_Requirements:_ Search the material below for the word "Ctrl" and copy every line in which it occurs.
>> BEGIN
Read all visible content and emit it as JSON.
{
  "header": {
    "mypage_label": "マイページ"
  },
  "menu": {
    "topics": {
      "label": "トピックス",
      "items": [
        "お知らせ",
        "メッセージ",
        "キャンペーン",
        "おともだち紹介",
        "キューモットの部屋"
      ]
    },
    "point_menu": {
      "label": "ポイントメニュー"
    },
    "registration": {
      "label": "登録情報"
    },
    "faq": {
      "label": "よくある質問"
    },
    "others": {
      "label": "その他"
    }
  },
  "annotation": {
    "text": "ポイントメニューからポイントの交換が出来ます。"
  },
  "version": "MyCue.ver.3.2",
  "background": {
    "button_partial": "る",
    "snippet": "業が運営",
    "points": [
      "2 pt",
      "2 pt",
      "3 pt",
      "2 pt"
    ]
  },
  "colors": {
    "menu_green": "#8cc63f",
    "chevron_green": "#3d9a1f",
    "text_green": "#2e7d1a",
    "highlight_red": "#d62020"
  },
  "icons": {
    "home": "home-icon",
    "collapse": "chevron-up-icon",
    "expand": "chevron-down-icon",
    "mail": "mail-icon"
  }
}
>> END
>> BEGIN
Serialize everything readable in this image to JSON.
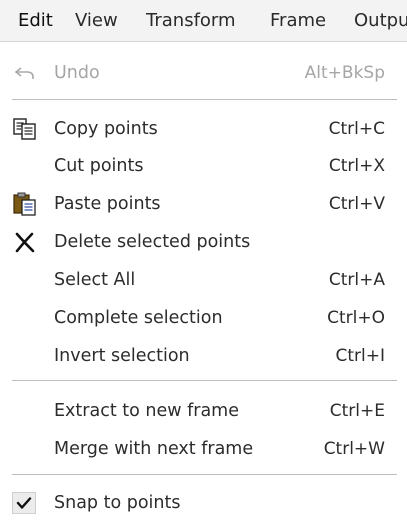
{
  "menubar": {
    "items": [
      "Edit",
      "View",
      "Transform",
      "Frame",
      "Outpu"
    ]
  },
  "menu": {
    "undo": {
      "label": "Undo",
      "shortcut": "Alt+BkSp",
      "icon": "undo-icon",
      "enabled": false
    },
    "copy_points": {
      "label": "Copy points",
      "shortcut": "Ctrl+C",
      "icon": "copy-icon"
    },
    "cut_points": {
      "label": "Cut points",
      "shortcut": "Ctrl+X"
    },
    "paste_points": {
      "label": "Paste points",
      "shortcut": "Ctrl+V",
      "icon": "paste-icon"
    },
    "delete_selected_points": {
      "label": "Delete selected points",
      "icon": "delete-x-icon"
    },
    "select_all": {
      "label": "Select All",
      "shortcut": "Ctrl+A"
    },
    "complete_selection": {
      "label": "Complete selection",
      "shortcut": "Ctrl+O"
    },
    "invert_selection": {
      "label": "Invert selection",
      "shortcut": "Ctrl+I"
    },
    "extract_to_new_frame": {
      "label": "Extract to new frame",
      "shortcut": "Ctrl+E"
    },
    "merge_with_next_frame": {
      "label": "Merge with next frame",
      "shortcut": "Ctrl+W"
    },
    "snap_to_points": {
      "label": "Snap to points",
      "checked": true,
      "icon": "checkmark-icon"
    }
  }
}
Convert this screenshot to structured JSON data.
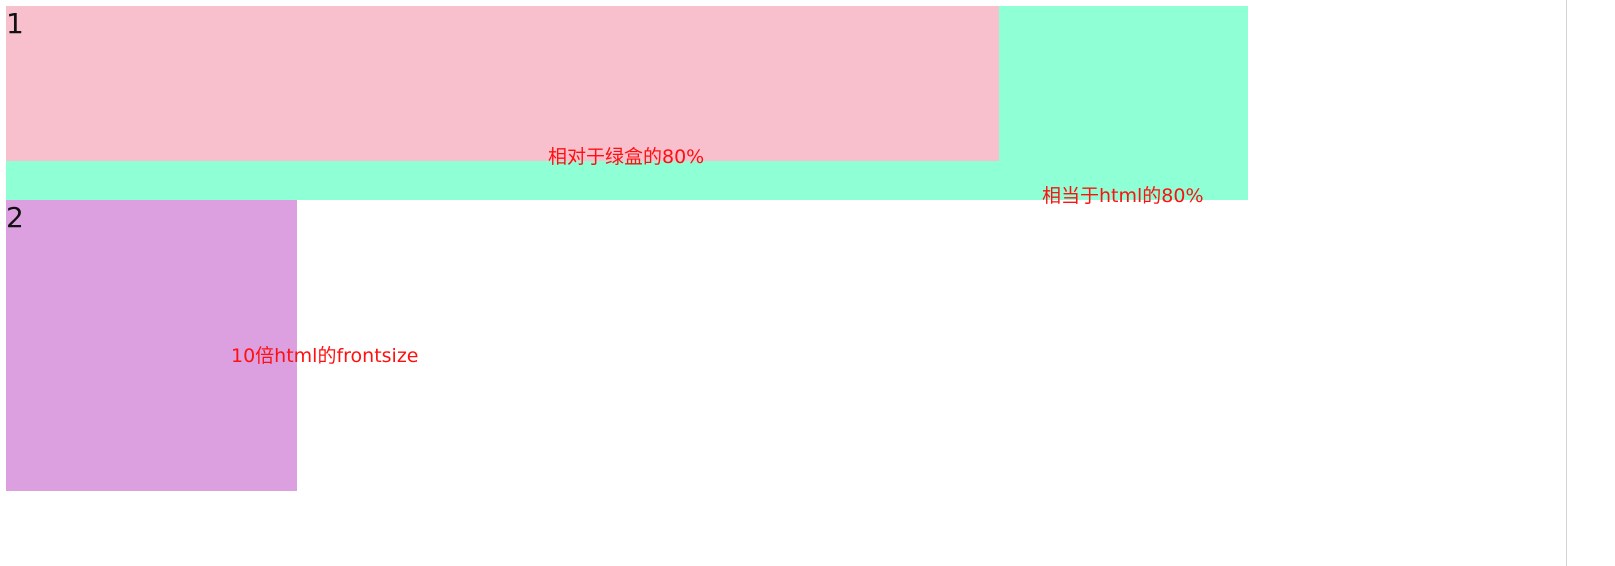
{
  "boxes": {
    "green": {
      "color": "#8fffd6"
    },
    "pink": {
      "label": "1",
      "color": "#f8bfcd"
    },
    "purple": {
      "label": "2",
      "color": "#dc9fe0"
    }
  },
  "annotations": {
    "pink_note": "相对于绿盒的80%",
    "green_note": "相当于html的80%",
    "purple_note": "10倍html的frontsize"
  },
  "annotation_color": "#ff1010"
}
>> END
>> BEGIN
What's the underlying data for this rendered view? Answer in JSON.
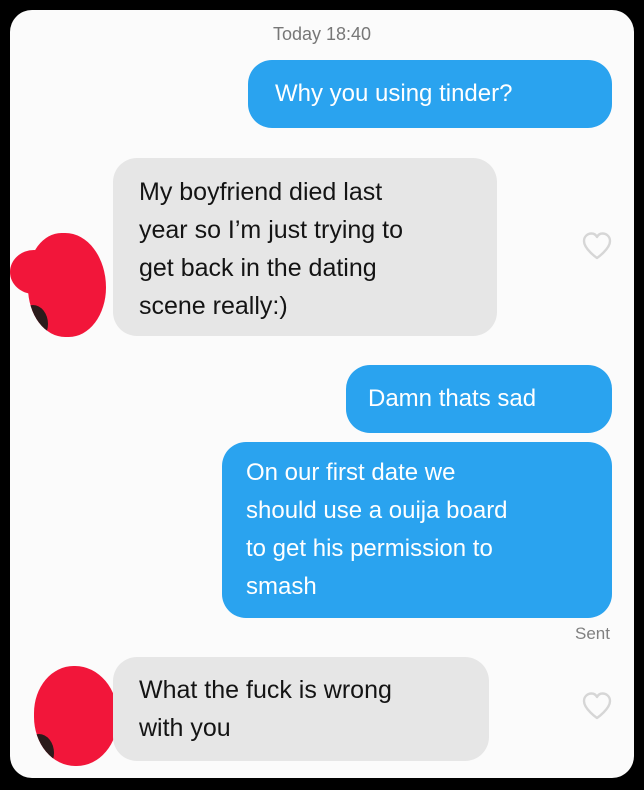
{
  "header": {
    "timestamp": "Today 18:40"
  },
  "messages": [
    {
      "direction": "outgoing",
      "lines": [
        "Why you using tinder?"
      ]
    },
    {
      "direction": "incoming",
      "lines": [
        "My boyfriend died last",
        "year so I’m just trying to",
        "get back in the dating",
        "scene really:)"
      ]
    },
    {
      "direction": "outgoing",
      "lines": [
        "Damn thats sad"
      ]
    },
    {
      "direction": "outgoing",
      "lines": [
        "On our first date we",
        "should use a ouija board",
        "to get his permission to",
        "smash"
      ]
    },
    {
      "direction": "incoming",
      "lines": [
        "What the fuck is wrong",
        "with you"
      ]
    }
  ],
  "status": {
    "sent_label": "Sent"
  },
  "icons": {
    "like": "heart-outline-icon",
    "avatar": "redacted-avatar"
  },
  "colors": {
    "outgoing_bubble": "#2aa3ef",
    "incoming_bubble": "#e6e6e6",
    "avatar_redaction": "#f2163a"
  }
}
>> END
_Answer to the problem:_
      "shortcut": "Ctrl+C",
      "shortcut": "Ctrl+X"
      "shortcut": "Ctrl+V",
      "shortcut": "Ctrl+A"
      "shortcut": "Ctrl+O"
      "shortcut": "Ctrl+I"
      "shortcut": "Ctrl+E"
      "shortcut": "Ctrl+W"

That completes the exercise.